= Exercise description =
Below are some records; work out how many of their lines contain "Słupskie" and give the number only.

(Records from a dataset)

————————

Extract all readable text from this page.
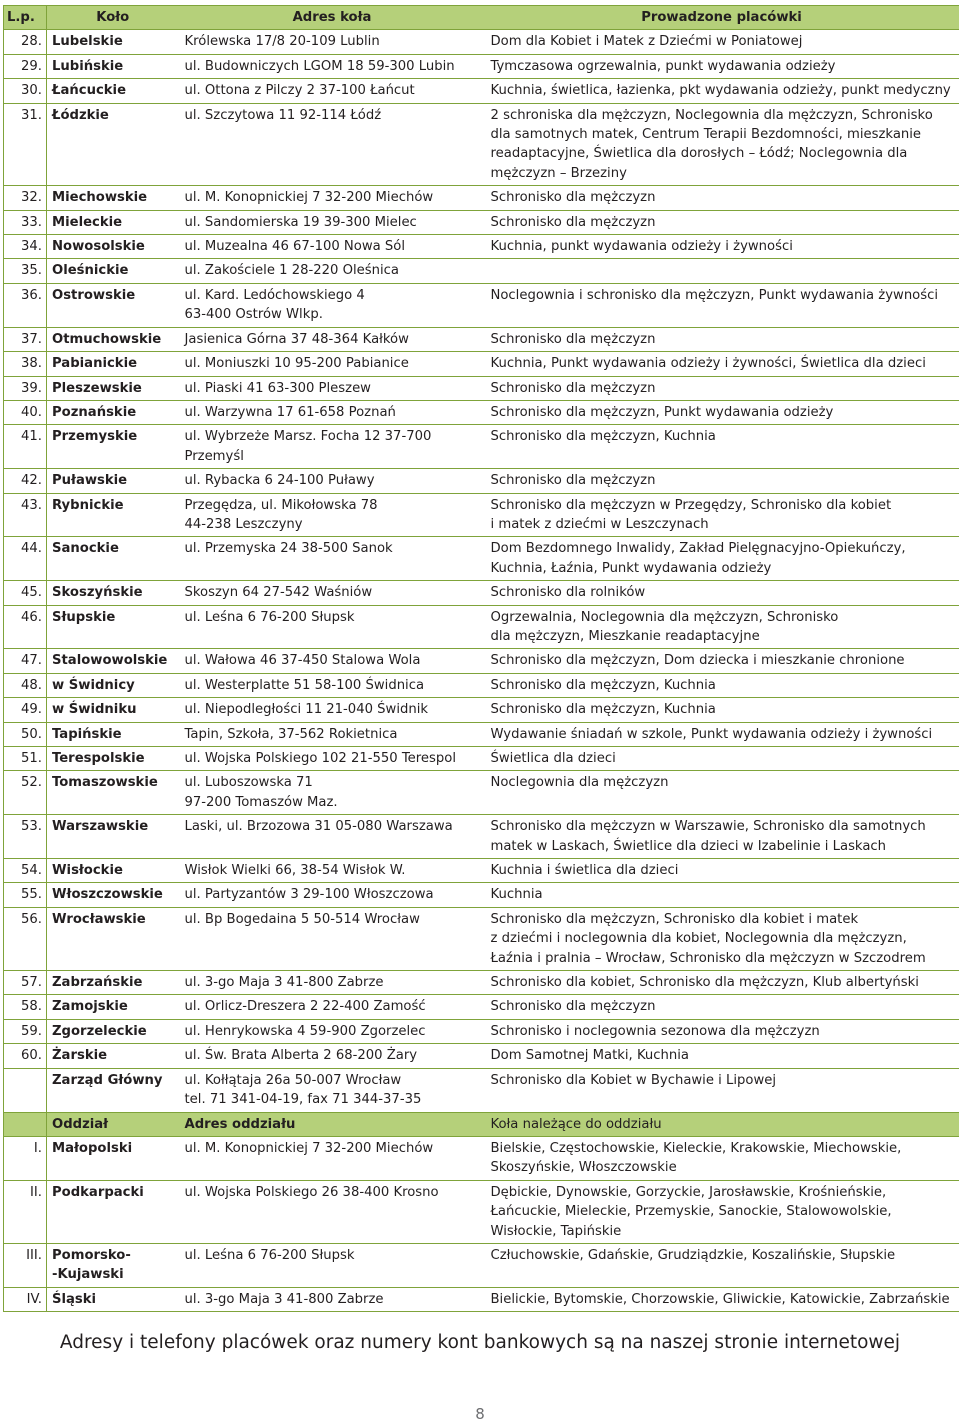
L.p.	Koło	Adres koła	Prowadzone placówki
28.	Lubelskie	Królewska 17/8 20-109 Lublin	Dom dla Kobiet i Matek z Dziećmi w Poniatowej
29.	Lubińskie	ul. Budowniczych LGOM 18 59-300 Lubin	Tymczasowa ogrzewalnia, punkt wydawania odzieży
30.	Łańcuckie	ul. Ottona z Pilczy 2 37-100 Łańcut	Kuchnia, świetlica, łazienka, pkt wydawania odzieży, punkt medyczny
31.	Łódzkie	ul. Szczytowa 11 92-114 Łódź	2 schroniska dla mężczyzn, Noclegownia dla mężczyzn, Schronisko dla samotnych matek, Centrum Terapii Bezdomności, mieszkanie readaptacyjne, Świetlica dla dorosłych – Łódź; Noclegownia dla mężczyzn – Brzeziny
32.	Miechowskie	ul. M. Konopnickiej 7 32-200 Miechów	Schronisko dla mężczyzn
33.	Mieleckie	ul. Sandomierska 19 39-300 Mielec	Schronisko dla mężczyzn
34.	Nowosolskie	ul. Muzealna 46 67-100 Nowa Sól	Kuchnia, punkt wydawania odzieży i żywności
35.	Oleśnickie	ul. Zakościele 1 28-220 Oleśnica	
36.	Ostrowskie	ul. Kard. Ledóchowskiego 4
63-400 Ostrów Wlkp.	Noclegownia i schronisko dla mężczyzn, Punkt wydawania żywności
37.	Otmuchowskie	Jasienica Górna 37 48-364 Kałków	Schronisko dla mężczyzn
38.	Pabianickie	ul. Moniuszki 10 95-200 Pabianice	Kuchnia, Punkt wydawania odzieży i żywności, Świetlica dla dzieci
39.	Pleszewskie	ul. Piaski 41 63-300 Pleszew	Schronisko dla mężczyzn
40.	Poznańskie	ul. Warzywna 17 61-658 Poznań	Schronisko dla mężczyzn, Punkt wydawania odzieży
41.	Przemyskie	ul. Wybrzeże Marsz. Focha 12 37-700
Przemyśl	Schronisko dla mężczyzn, Kuchnia
42.	Puławskie	ul. Rybacka 6 24-100 Puławy	Schronisko dla mężczyzn
43.	Rybnickie	Przegędza, ul. Mikołowska 78
44-238 Leszczyny	Schronisko dla mężczyzn w Przegędzy, Schronisko dla kobiet
i matek z dziećmi w Leszczynach
44.	Sanockie	ul. Przemyska 24 38-500 Sanok	Dom Bezdomnego Inwalidy, Zakład Pielęgnacyjno-Opiekuńczy,
Kuchnia, Łaźnia, Punkt wydawania odzieży
45.	Skoszyńskie	Skoszyn 64 27-542 Waśniów	Schronisko dla rolników
46.	Słupskie	ul. Leśna 6 76-200 Słupsk	Ogrzewalnia, Noclegownia dla mężczyzn, Schronisko
dla mężczyzn, Mieszkanie readaptacyjne
47.	Stalowowolskie	ul. Wałowa 46 37-450 Stalowa Wola	Schronisko dla mężczyzn, Dom dziecka i mieszkanie chronione
48.	w Świdnicy	ul. Westerplatte 51 58-100 Świdnica	Schronisko dla mężczyzn, Kuchnia
49.	w Świdniku	ul. Niepodległości 11 21-040 Świdnik	Schronisko dla mężczyzn, Kuchnia
50.	Tapińskie	Tapin, Szkoła, 37-562 Rokietnica	Wydawanie śniadań w szkole, Punkt wydawania odzieży i żywności
51.	Terespolskie	ul. Wojska Polskiego 102 21-550 Terespol	Świetlica dla dzieci
52.	Tomaszowskie	ul. Luboszowska 71
97-200 Tomaszów Maz.	Noclegownia dla mężczyzn
53.	Warszawskie	Laski, ul. Brzozowa 31 05-080 Warszawa	Schronisko dla mężczyzn w Warszawie, Schronisko dla samotnych
matek w Laskach, Świetlice dla dzieci w Izabelinie i Laskach
54.	Wisłockie	Wisłok Wielki 66, 38-54 Wisłok W.	Kuchnia i świetlica dla dzieci
55.	Włoszczowskie	ul. Partyzantów 3 29-100 Włoszczowa	Kuchnia
56.	Wrocławskie	ul. Bp Bogedaina 5 50-514 Wrocław	Schronisko dla mężczyzn, Schronisko dla kobiet i matek
z dziećmi i noclegownia dla kobiet, Noclegownia dla mężczyzn,
Łaźnia i pralnia – Wrocław, Schronisko dla mężczyzn w Szczodrem
57.	Zabrzańskie	ul. 3-go Maja 3 41-800 Zabrze	Schronisko dla kobiet, Schronisko dla mężczyzn, Klub albertyński
58.	Zamojskie	ul. Orlicz-Dreszera 2 22-400 Zamość	Schronisko dla mężczyzn
59.	Zgorzeleckie	ul. Henrykowska 4 59-900 Zgorzelec	Schronisko i noclegownia sezonowa dla mężczyzn
60.	Żarskie	ul. Św. Brata Alberta 2 68-200 Żary	Dom Samotnej Matki, Kuchnia
	Zarząd Główny	ul. Kołłątaja 26a 50-007 Wrocław
tel. 71 341-04-19, fax 71 344-37-35	Schronisko dla Kobiet w Bychawie i Lipowej
	Oddział	Adres oddziału	Koła należące do oddziału
I.	Małopolski	ul. M. Konopnickiej 7 32-200 Miechów	Bielskie, Częstochowskie, Kieleckie, Krakowskie, Miechowskie,
Skoszyńskie, Włoszczowskie
II.	Podkarpacki	ul. Wojska Polskiego 26 38-400 Krosno	Dębickie, Dynowskie, Gorzyckie, Jarosławskie, Krośnieńskie,
Łańcuckie, Mieleckie, Przemyskie, Sanockie, Stalowowolskie,
Wisłockie, Tapińskie
III.	Pomorsko-
-Kujawski	ul. Leśna 6 76-200 Słupsk	Człuchowskie, Gdańskie, Grudziądzkie, Koszalińskie, Słupskie
IV.	Śląski	ul. 3-go Maja 3 41-800 Zabrze	Bielickie, Bytomskie, Chorzowskie, Gliwickie, Katowickie, Zabrzańskie
Adresy i telefony placówek oraz numery kont bankowych są na naszej stronie internetowej
8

————————

= Reply to the exercise =
2